What the exercise asks
Can you write out all of the material below, word for word?
▼
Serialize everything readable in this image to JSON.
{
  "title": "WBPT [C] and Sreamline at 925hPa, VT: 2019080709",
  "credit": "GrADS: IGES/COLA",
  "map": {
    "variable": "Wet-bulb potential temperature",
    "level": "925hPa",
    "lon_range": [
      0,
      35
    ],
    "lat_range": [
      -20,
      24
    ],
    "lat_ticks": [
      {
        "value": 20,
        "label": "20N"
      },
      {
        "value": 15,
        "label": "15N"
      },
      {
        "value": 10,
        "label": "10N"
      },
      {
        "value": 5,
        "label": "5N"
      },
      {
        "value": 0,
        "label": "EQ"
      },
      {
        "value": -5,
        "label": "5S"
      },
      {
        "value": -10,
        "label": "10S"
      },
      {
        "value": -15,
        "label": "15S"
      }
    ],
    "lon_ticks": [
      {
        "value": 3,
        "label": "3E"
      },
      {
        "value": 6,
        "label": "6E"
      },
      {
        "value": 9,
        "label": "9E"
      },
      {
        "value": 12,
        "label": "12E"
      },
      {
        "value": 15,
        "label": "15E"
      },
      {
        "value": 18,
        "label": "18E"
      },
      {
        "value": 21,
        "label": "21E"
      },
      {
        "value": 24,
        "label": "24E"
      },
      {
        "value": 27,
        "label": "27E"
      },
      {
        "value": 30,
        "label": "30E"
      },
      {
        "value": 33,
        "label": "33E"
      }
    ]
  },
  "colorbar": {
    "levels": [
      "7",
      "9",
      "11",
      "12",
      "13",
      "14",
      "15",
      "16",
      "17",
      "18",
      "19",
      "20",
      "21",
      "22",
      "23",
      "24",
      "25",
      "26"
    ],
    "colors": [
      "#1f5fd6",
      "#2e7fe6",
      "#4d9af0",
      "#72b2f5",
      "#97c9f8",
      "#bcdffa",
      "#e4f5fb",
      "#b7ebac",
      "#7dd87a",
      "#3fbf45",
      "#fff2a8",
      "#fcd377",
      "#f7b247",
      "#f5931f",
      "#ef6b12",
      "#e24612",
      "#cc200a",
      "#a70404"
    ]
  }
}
▲
Final answer
Serialize everything readable in this image to JSON.
{
  "title": "WBPT [C] and Sreamline at 925hPa, VT: 2019080709",
  "credit": "GrADS: IGES/COLA",
  "map": {
    "variable": "Wet-bulb potential temperature",
    "level": "925hPa",
    "lon_range": [
      0,
      35
    ],
    "lat_range": [
      -20,
      24
    ],
    "lat_ticks": [
      {
        "value": 20,
        "label": "20N"
      },
      {
        "value": 15,
        "label": "15N"
      },
      {
        "value": 10,
        "label": "10N"
      },
      {
        "value": 5,
        "label": "5N"
      },
      {
        "value": 0,
        "label": "EQ"
      },
      {
        "value": -5,
        "label": "5S"
      },
      {
        "value": -10,
        "label": "10S"
      },
      {
        "value": -15,
        "label": "15S"
      }
    ],
    "lon_ticks": [
      {
        "value": 3,
        "label": "3E"
      },
      {
        "value": 6,
        "label": "6E"
      },
      {
        "value": 9,
        "label": "9E"
      },
      {
        "value": 12,
        "label": "12E"
      },
      {
        "value": 15,
        "label": "15E"
      },
      {
        "value": 18,
        "label": "18E"
      },
      {
        "value": 21,
        "label": "21E"
      },
      {
        "value": 24,
        "label": "24E"
      },
      {
        "value": 27,
        "label": "27E"
      },
      {
        "value": 30,
        "label": "30E"
      },
      {
        "value": 33,
        "label": "33E"
      }
    ]
  },
  "colorbar": {
    "levels": [
      "7",
      "9",
      "11",
      "12",
      "13",
      "14",
      "15",
      "16",
      "17",
      "18",
      "19",
      "20",
      "21",
      "22",
      "23",
      "24",
      "25",
      "26"
    ],
    "colors": [
      "#1f5fd6",
      "#2e7fe6",
      "#4d9af0",
      "#72b2f5",
      "#97c9f8",
      "#bcdffa",
      "#e4f5fb",
      "#b7ebac",
      "#7dd87a",
      "#3fbf45",
      "#fff2a8",
      "#fcd377",
      "#f7b247",
      "#f5931f",
      "#ef6b12",
      "#e24612",
      "#cc200a",
      "#a70404"
    ]
  }
}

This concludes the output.